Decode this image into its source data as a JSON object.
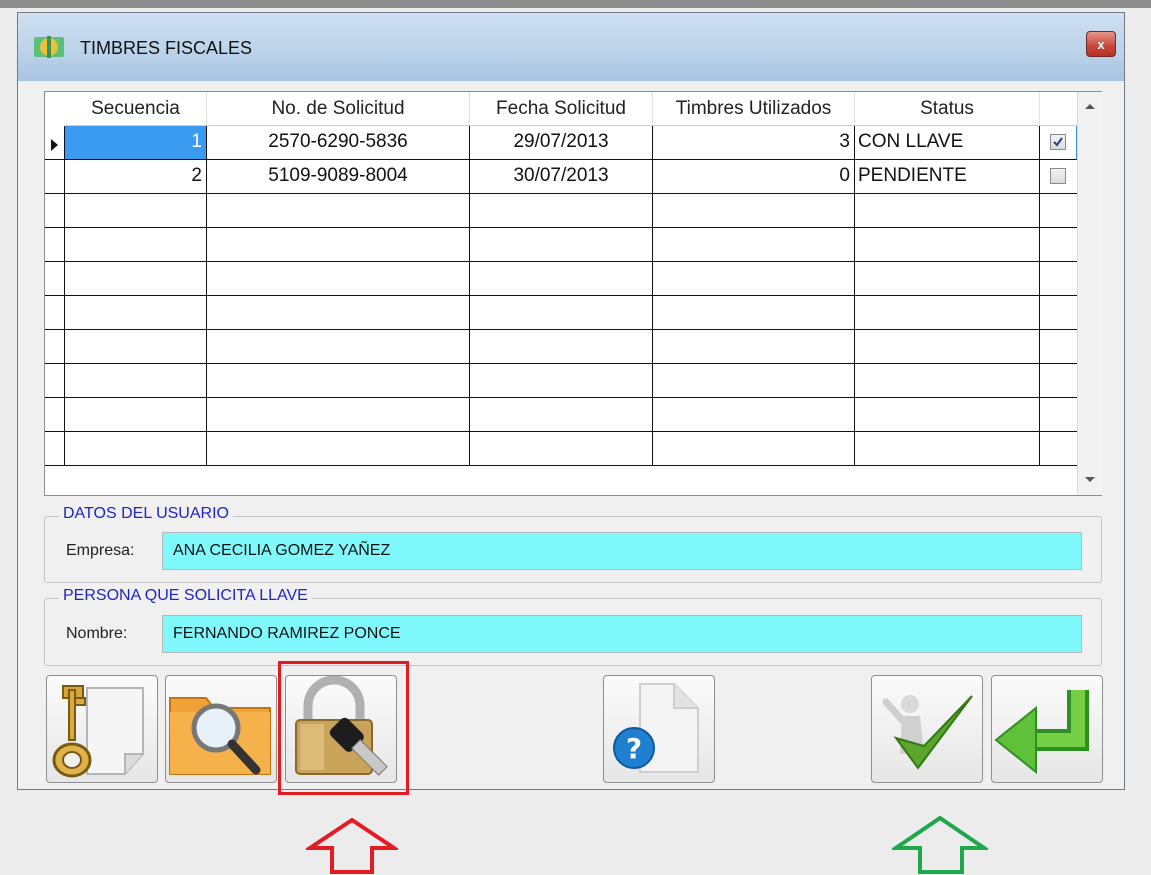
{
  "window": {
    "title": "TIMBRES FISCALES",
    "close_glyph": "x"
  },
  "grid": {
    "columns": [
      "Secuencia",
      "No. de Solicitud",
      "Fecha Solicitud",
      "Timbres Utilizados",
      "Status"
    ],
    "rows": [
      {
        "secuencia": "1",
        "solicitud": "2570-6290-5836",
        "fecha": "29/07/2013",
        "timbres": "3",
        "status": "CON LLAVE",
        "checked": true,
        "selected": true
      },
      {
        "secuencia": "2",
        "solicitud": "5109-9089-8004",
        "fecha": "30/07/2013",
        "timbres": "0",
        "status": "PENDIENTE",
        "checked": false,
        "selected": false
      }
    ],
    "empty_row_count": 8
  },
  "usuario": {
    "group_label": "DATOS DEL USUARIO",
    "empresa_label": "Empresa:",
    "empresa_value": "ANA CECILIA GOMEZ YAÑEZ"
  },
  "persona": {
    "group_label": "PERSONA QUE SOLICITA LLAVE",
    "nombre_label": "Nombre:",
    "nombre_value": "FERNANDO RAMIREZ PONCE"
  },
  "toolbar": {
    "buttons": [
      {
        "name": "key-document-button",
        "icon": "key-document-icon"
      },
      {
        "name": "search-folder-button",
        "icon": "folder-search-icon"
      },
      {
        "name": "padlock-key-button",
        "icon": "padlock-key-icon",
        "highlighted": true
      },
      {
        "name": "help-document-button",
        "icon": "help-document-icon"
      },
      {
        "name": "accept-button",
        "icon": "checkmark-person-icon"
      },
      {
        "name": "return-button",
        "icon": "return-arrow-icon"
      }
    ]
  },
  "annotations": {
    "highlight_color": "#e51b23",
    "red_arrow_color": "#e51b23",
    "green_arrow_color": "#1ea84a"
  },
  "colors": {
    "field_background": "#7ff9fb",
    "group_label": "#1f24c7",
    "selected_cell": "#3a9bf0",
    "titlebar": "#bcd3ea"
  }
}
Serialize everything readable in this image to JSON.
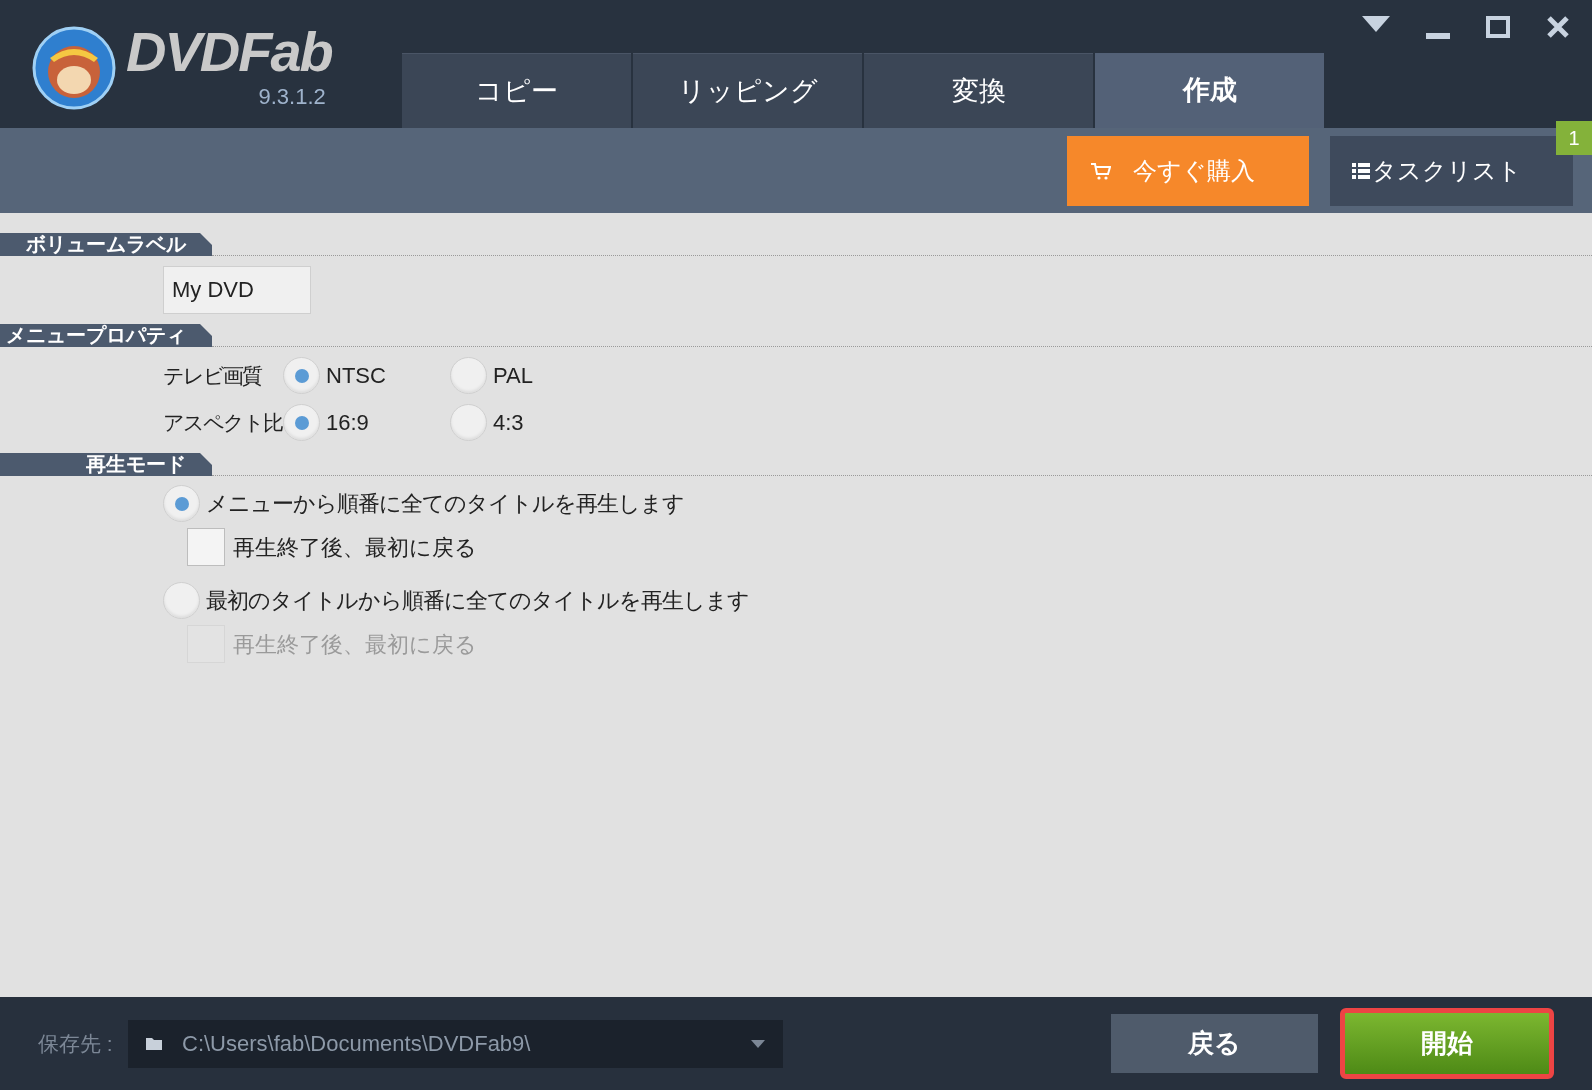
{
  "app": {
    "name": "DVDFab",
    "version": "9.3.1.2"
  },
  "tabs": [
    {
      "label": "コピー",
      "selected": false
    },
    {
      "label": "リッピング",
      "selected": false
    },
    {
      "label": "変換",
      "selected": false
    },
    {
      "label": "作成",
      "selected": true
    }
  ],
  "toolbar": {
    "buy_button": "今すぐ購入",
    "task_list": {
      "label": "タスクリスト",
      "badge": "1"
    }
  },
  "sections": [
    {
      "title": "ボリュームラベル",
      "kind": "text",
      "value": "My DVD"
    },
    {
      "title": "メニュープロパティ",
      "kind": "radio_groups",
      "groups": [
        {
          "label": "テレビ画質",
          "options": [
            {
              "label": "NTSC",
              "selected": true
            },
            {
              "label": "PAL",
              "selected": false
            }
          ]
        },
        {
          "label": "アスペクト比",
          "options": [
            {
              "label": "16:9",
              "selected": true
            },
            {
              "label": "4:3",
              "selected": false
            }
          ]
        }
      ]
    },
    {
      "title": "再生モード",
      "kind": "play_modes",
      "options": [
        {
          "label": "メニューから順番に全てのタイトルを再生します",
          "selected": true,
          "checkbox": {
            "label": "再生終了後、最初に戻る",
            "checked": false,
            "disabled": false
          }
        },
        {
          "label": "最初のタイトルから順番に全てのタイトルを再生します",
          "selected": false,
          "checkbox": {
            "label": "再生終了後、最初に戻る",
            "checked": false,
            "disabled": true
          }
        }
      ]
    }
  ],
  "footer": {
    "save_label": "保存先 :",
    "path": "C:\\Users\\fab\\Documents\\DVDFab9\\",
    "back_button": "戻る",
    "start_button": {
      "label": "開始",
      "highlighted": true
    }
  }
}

★ ★ ★

-- THE EXERCISE --
Omit all pictures while transcribing the entries verbatim.

-- WRITTEN RESPONSE --
Decode this image into its source data as a JSON object.
{
  "window": {
    "title": "TIMBRES FISCALES",
    "close_glyph": "x"
  },
  "grid": {
    "columns": [
      "Secuencia",
      "No. de Solicitud",
      "Fecha Solicitud",
      "Timbres Utilizados",
      "Status"
    ],
    "rows": [
      {
        "secuencia": "1",
        "solicitud": "2570-6290-5836",
        "fecha": "29/07/2013",
        "timbres": "3",
        "status": "CON LLAVE",
        "checked": true,
        "selected": true
      },
      {
        "secuencia": "2",
        "solicitud": "5109-9089-8004",
        "fecha": "30/07/2013",
        "timbres": "0",
        "status": "PENDIENTE",
        "checked": false,
        "selected": false
      }
    ],
    "empty_row_count": 8
  },
  "usuario": {
    "group_label": "DATOS DEL USUARIO",
    "empresa_label": "Empresa:",
    "empresa_value": "ANA CECILIA GOMEZ YAÑEZ"
  },
  "persona": {
    "group_label": "PERSONA QUE SOLICITA LLAVE",
    "nombre_label": "Nombre:",
    "nombre_value": "FERNANDO RAMIREZ PONCE"
  },
  "toolbar": {
    "buttons": [
      {
        "name": "key-document-button",
        "icon": "key-document-icon"
      },
      {
        "name": "search-folder-button",
        "icon": "folder-search-icon"
      },
      {
        "name": "padlock-key-button",
        "icon": "padlock-key-icon",
        "highlighted": true
      },
      {
        "name": "help-document-button",
        "icon": "help-document-icon"
      },
      {
        "name": "accept-button",
        "icon": "checkmark-person-icon"
      },
      {
        "name": "return-button",
        "icon": "return-arrow-icon"
      }
    ]
  },
  "annotations": {
    "highlight_color": "#e51b23",
    "red_arrow_color": "#e51b23",
    "green_arrow_color": "#1ea84a"
  },
  "colors": {
    "field_background": "#7ff9fb",
    "group_label": "#1f24c7",
    "selected_cell": "#3a9bf0",
    "titlebar": "#bcd3ea"
  }
}
Serialize everything readable in this image to JSON.
{
  "app": {
    "name": "DVDFab",
    "version": "9.3.1.2"
  },
  "tabs": [
    {
      "label": "コピー",
      "selected": false
    },
    {
      "label": "リッピング",
      "selected": false
    },
    {
      "label": "変換",
      "selected": false
    },
    {
      "label": "作成",
      "selected": true
    }
  ],
  "toolbar": {
    "buy_button": "今すぐ購入",
    "task_list": {
      "label": "タスクリスト",
      "badge": "1"
    }
  },
  "sections": [
    {
      "title": "ボリュームラベル",
      "kind": "text",
      "value": "My DVD"
    },
    {
      "title": "メニュープロパティ",
      "kind": "radio_groups",
      "groups": [
        {
          "label": "テレビ画質",
          "options": [
            {
              "label": "NTSC",
              "selected": true
            },
            {
              "label": "PAL",
              "selected": false
            }
          ]
        },
        {
          "label": "アスペクト比",
          "options": [
            {
              "label": "16:9",
              "selected": true
            },
            {
              "label": "4:3",
              "selected": false
            }
          ]
        }
      ]
    },
    {
      "title": "再生モード",
      "kind": "play_modes",
      "options": [
        {
          "label": "メニューから順番に全てのタイトルを再生します",
          "selected": true,
          "checkbox": {
            "label": "再生終了後、最初に戻る",
            "checked": false,
            "disabled": false
          }
        },
        {
          "label": "最初のタイトルから順番に全てのタイトルを再生します",
          "selected": false,
          "checkbox": {
            "label": "再生終了後、最初に戻る",
            "checked": false,
            "disabled": true
          }
        }
      ]
    }
  ],
  "footer": {
    "save_label": "保存先 :",
    "path": "C:\\Users\\fab\\Documents\\DVDFab9\\",
    "back_button": "戻る",
    "start_button": {
      "label": "開始",
      "highlighted": true
    }
  }
}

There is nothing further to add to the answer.